(Problem statement) From the listing below, extract each entry exactly as written, minus the images.

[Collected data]
────────────────────────────────────────
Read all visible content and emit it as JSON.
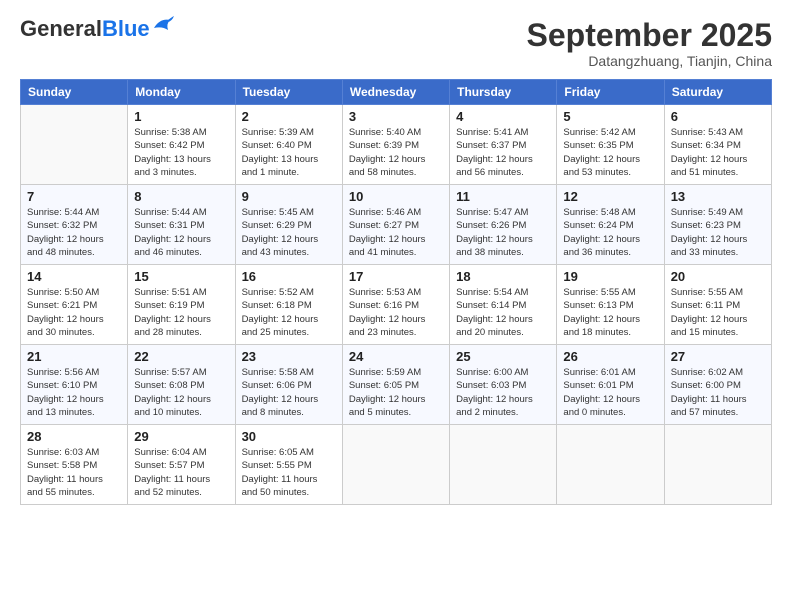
{
  "header": {
    "logo_general": "General",
    "logo_blue": "Blue",
    "month_title": "September 2025",
    "subtitle": "Datangzhuang, Tianjin, China"
  },
  "weekdays": [
    "Sunday",
    "Monday",
    "Tuesday",
    "Wednesday",
    "Thursday",
    "Friday",
    "Saturday"
  ],
  "weeks": [
    [
      {
        "day": "",
        "empty": true
      },
      {
        "day": "1",
        "sunrise": "Sunrise: 5:38 AM",
        "sunset": "Sunset: 6:42 PM",
        "daylight": "Daylight: 13 hours and 3 minutes."
      },
      {
        "day": "2",
        "sunrise": "Sunrise: 5:39 AM",
        "sunset": "Sunset: 6:40 PM",
        "daylight": "Daylight: 13 hours and 1 minute."
      },
      {
        "day": "3",
        "sunrise": "Sunrise: 5:40 AM",
        "sunset": "Sunset: 6:39 PM",
        "daylight": "Daylight: 12 hours and 58 minutes."
      },
      {
        "day": "4",
        "sunrise": "Sunrise: 5:41 AM",
        "sunset": "Sunset: 6:37 PM",
        "daylight": "Daylight: 12 hours and 56 minutes."
      },
      {
        "day": "5",
        "sunrise": "Sunrise: 5:42 AM",
        "sunset": "Sunset: 6:35 PM",
        "daylight": "Daylight: 12 hours and 53 minutes."
      },
      {
        "day": "6",
        "sunrise": "Sunrise: 5:43 AM",
        "sunset": "Sunset: 6:34 PM",
        "daylight": "Daylight: 12 hours and 51 minutes."
      }
    ],
    [
      {
        "day": "7",
        "sunrise": "Sunrise: 5:44 AM",
        "sunset": "Sunset: 6:32 PM",
        "daylight": "Daylight: 12 hours and 48 minutes."
      },
      {
        "day": "8",
        "sunrise": "Sunrise: 5:44 AM",
        "sunset": "Sunset: 6:31 PM",
        "daylight": "Daylight: 12 hours and 46 minutes."
      },
      {
        "day": "9",
        "sunrise": "Sunrise: 5:45 AM",
        "sunset": "Sunset: 6:29 PM",
        "daylight": "Daylight: 12 hours and 43 minutes."
      },
      {
        "day": "10",
        "sunrise": "Sunrise: 5:46 AM",
        "sunset": "Sunset: 6:27 PM",
        "daylight": "Daylight: 12 hours and 41 minutes."
      },
      {
        "day": "11",
        "sunrise": "Sunrise: 5:47 AM",
        "sunset": "Sunset: 6:26 PM",
        "daylight": "Daylight: 12 hours and 38 minutes."
      },
      {
        "day": "12",
        "sunrise": "Sunrise: 5:48 AM",
        "sunset": "Sunset: 6:24 PM",
        "daylight": "Daylight: 12 hours and 36 minutes."
      },
      {
        "day": "13",
        "sunrise": "Sunrise: 5:49 AM",
        "sunset": "Sunset: 6:23 PM",
        "daylight": "Daylight: 12 hours and 33 minutes."
      }
    ],
    [
      {
        "day": "14",
        "sunrise": "Sunrise: 5:50 AM",
        "sunset": "Sunset: 6:21 PM",
        "daylight": "Daylight: 12 hours and 30 minutes."
      },
      {
        "day": "15",
        "sunrise": "Sunrise: 5:51 AM",
        "sunset": "Sunset: 6:19 PM",
        "daylight": "Daylight: 12 hours and 28 minutes."
      },
      {
        "day": "16",
        "sunrise": "Sunrise: 5:52 AM",
        "sunset": "Sunset: 6:18 PM",
        "daylight": "Daylight: 12 hours and 25 minutes."
      },
      {
        "day": "17",
        "sunrise": "Sunrise: 5:53 AM",
        "sunset": "Sunset: 6:16 PM",
        "daylight": "Daylight: 12 hours and 23 minutes."
      },
      {
        "day": "18",
        "sunrise": "Sunrise: 5:54 AM",
        "sunset": "Sunset: 6:14 PM",
        "daylight": "Daylight: 12 hours and 20 minutes."
      },
      {
        "day": "19",
        "sunrise": "Sunrise: 5:55 AM",
        "sunset": "Sunset: 6:13 PM",
        "daylight": "Daylight: 12 hours and 18 minutes."
      },
      {
        "day": "20",
        "sunrise": "Sunrise: 5:55 AM",
        "sunset": "Sunset: 6:11 PM",
        "daylight": "Daylight: 12 hours and 15 minutes."
      }
    ],
    [
      {
        "day": "21",
        "sunrise": "Sunrise: 5:56 AM",
        "sunset": "Sunset: 6:10 PM",
        "daylight": "Daylight: 12 hours and 13 minutes."
      },
      {
        "day": "22",
        "sunrise": "Sunrise: 5:57 AM",
        "sunset": "Sunset: 6:08 PM",
        "daylight": "Daylight: 12 hours and 10 minutes."
      },
      {
        "day": "23",
        "sunrise": "Sunrise: 5:58 AM",
        "sunset": "Sunset: 6:06 PM",
        "daylight": "Daylight: 12 hours and 8 minutes."
      },
      {
        "day": "24",
        "sunrise": "Sunrise: 5:59 AM",
        "sunset": "Sunset: 6:05 PM",
        "daylight": "Daylight: 12 hours and 5 minutes."
      },
      {
        "day": "25",
        "sunrise": "Sunrise: 6:00 AM",
        "sunset": "Sunset: 6:03 PM",
        "daylight": "Daylight: 12 hours and 2 minutes."
      },
      {
        "day": "26",
        "sunrise": "Sunrise: 6:01 AM",
        "sunset": "Sunset: 6:01 PM",
        "daylight": "Daylight: 12 hours and 0 minutes."
      },
      {
        "day": "27",
        "sunrise": "Sunrise: 6:02 AM",
        "sunset": "Sunset: 6:00 PM",
        "daylight": "Daylight: 11 hours and 57 minutes."
      }
    ],
    [
      {
        "day": "28",
        "sunrise": "Sunrise: 6:03 AM",
        "sunset": "Sunset: 5:58 PM",
        "daylight": "Daylight: 11 hours and 55 minutes."
      },
      {
        "day": "29",
        "sunrise": "Sunrise: 6:04 AM",
        "sunset": "Sunset: 5:57 PM",
        "daylight": "Daylight: 11 hours and 52 minutes."
      },
      {
        "day": "30",
        "sunrise": "Sunrise: 6:05 AM",
        "sunset": "Sunset: 5:55 PM",
        "daylight": "Daylight: 11 hours and 50 minutes."
      },
      {
        "day": "",
        "empty": true
      },
      {
        "day": "",
        "empty": true
      },
      {
        "day": "",
        "empty": true
      },
      {
        "day": "",
        "empty": true
      }
    ]
  ]
}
────────────────────────────────────────
(Expected answer)
Read all visible content and emit it as JSON.
{
  "header": {
    "logo_general": "General",
    "logo_blue": "Blue",
    "month_title": "September 2025",
    "subtitle": "Datangzhuang, Tianjin, China"
  },
  "weekdays": [
    "Sunday",
    "Monday",
    "Tuesday",
    "Wednesday",
    "Thursday",
    "Friday",
    "Saturday"
  ],
  "weeks": [
    [
      {
        "day": "",
        "empty": true
      },
      {
        "day": "1",
        "sunrise": "Sunrise: 5:38 AM",
        "sunset": "Sunset: 6:42 PM",
        "daylight": "Daylight: 13 hours and 3 minutes."
      },
      {
        "day": "2",
        "sunrise": "Sunrise: 5:39 AM",
        "sunset": "Sunset: 6:40 PM",
        "daylight": "Daylight: 13 hours and 1 minute."
      },
      {
        "day": "3",
        "sunrise": "Sunrise: 5:40 AM",
        "sunset": "Sunset: 6:39 PM",
        "daylight": "Daylight: 12 hours and 58 minutes."
      },
      {
        "day": "4",
        "sunrise": "Sunrise: 5:41 AM",
        "sunset": "Sunset: 6:37 PM",
        "daylight": "Daylight: 12 hours and 56 minutes."
      },
      {
        "day": "5",
        "sunrise": "Sunrise: 5:42 AM",
        "sunset": "Sunset: 6:35 PM",
        "daylight": "Daylight: 12 hours and 53 minutes."
      },
      {
        "day": "6",
        "sunrise": "Sunrise: 5:43 AM",
        "sunset": "Sunset: 6:34 PM",
        "daylight": "Daylight: 12 hours and 51 minutes."
      }
    ],
    [
      {
        "day": "7",
        "sunrise": "Sunrise: 5:44 AM",
        "sunset": "Sunset: 6:32 PM",
        "daylight": "Daylight: 12 hours and 48 minutes."
      },
      {
        "day": "8",
        "sunrise": "Sunrise: 5:44 AM",
        "sunset": "Sunset: 6:31 PM",
        "daylight": "Daylight: 12 hours and 46 minutes."
      },
      {
        "day": "9",
        "sunrise": "Sunrise: 5:45 AM",
        "sunset": "Sunset: 6:29 PM",
        "daylight": "Daylight: 12 hours and 43 minutes."
      },
      {
        "day": "10",
        "sunrise": "Sunrise: 5:46 AM",
        "sunset": "Sunset: 6:27 PM",
        "daylight": "Daylight: 12 hours and 41 minutes."
      },
      {
        "day": "11",
        "sunrise": "Sunrise: 5:47 AM",
        "sunset": "Sunset: 6:26 PM",
        "daylight": "Daylight: 12 hours and 38 minutes."
      },
      {
        "day": "12",
        "sunrise": "Sunrise: 5:48 AM",
        "sunset": "Sunset: 6:24 PM",
        "daylight": "Daylight: 12 hours and 36 minutes."
      },
      {
        "day": "13",
        "sunrise": "Sunrise: 5:49 AM",
        "sunset": "Sunset: 6:23 PM",
        "daylight": "Daylight: 12 hours and 33 minutes."
      }
    ],
    [
      {
        "day": "14",
        "sunrise": "Sunrise: 5:50 AM",
        "sunset": "Sunset: 6:21 PM",
        "daylight": "Daylight: 12 hours and 30 minutes."
      },
      {
        "day": "15",
        "sunrise": "Sunrise: 5:51 AM",
        "sunset": "Sunset: 6:19 PM",
        "daylight": "Daylight: 12 hours and 28 minutes."
      },
      {
        "day": "16",
        "sunrise": "Sunrise: 5:52 AM",
        "sunset": "Sunset: 6:18 PM",
        "daylight": "Daylight: 12 hours and 25 minutes."
      },
      {
        "day": "17",
        "sunrise": "Sunrise: 5:53 AM",
        "sunset": "Sunset: 6:16 PM",
        "daylight": "Daylight: 12 hours and 23 minutes."
      },
      {
        "day": "18",
        "sunrise": "Sunrise: 5:54 AM",
        "sunset": "Sunset: 6:14 PM",
        "daylight": "Daylight: 12 hours and 20 minutes."
      },
      {
        "day": "19",
        "sunrise": "Sunrise: 5:55 AM",
        "sunset": "Sunset: 6:13 PM",
        "daylight": "Daylight: 12 hours and 18 minutes."
      },
      {
        "day": "20",
        "sunrise": "Sunrise: 5:55 AM",
        "sunset": "Sunset: 6:11 PM",
        "daylight": "Daylight: 12 hours and 15 minutes."
      }
    ],
    [
      {
        "day": "21",
        "sunrise": "Sunrise: 5:56 AM",
        "sunset": "Sunset: 6:10 PM",
        "daylight": "Daylight: 12 hours and 13 minutes."
      },
      {
        "day": "22",
        "sunrise": "Sunrise: 5:57 AM",
        "sunset": "Sunset: 6:08 PM",
        "daylight": "Daylight: 12 hours and 10 minutes."
      },
      {
        "day": "23",
        "sunrise": "Sunrise: 5:58 AM",
        "sunset": "Sunset: 6:06 PM",
        "daylight": "Daylight: 12 hours and 8 minutes."
      },
      {
        "day": "24",
        "sunrise": "Sunrise: 5:59 AM",
        "sunset": "Sunset: 6:05 PM",
        "daylight": "Daylight: 12 hours and 5 minutes."
      },
      {
        "day": "25",
        "sunrise": "Sunrise: 6:00 AM",
        "sunset": "Sunset: 6:03 PM",
        "daylight": "Daylight: 12 hours and 2 minutes."
      },
      {
        "day": "26",
        "sunrise": "Sunrise: 6:01 AM",
        "sunset": "Sunset: 6:01 PM",
        "daylight": "Daylight: 12 hours and 0 minutes."
      },
      {
        "day": "27",
        "sunrise": "Sunrise: 6:02 AM",
        "sunset": "Sunset: 6:00 PM",
        "daylight": "Daylight: 11 hours and 57 minutes."
      }
    ],
    [
      {
        "day": "28",
        "sunrise": "Sunrise: 6:03 AM",
        "sunset": "Sunset: 5:58 PM",
        "daylight": "Daylight: 11 hours and 55 minutes."
      },
      {
        "day": "29",
        "sunrise": "Sunrise: 6:04 AM",
        "sunset": "Sunset: 5:57 PM",
        "daylight": "Daylight: 11 hours and 52 minutes."
      },
      {
        "day": "30",
        "sunrise": "Sunrise: 6:05 AM",
        "sunset": "Sunset: 5:55 PM",
        "daylight": "Daylight: 11 hours and 50 minutes."
      },
      {
        "day": "",
        "empty": true
      },
      {
        "day": "",
        "empty": true
      },
      {
        "day": "",
        "empty": true
      },
      {
        "day": "",
        "empty": true
      }
    ]
  ]
}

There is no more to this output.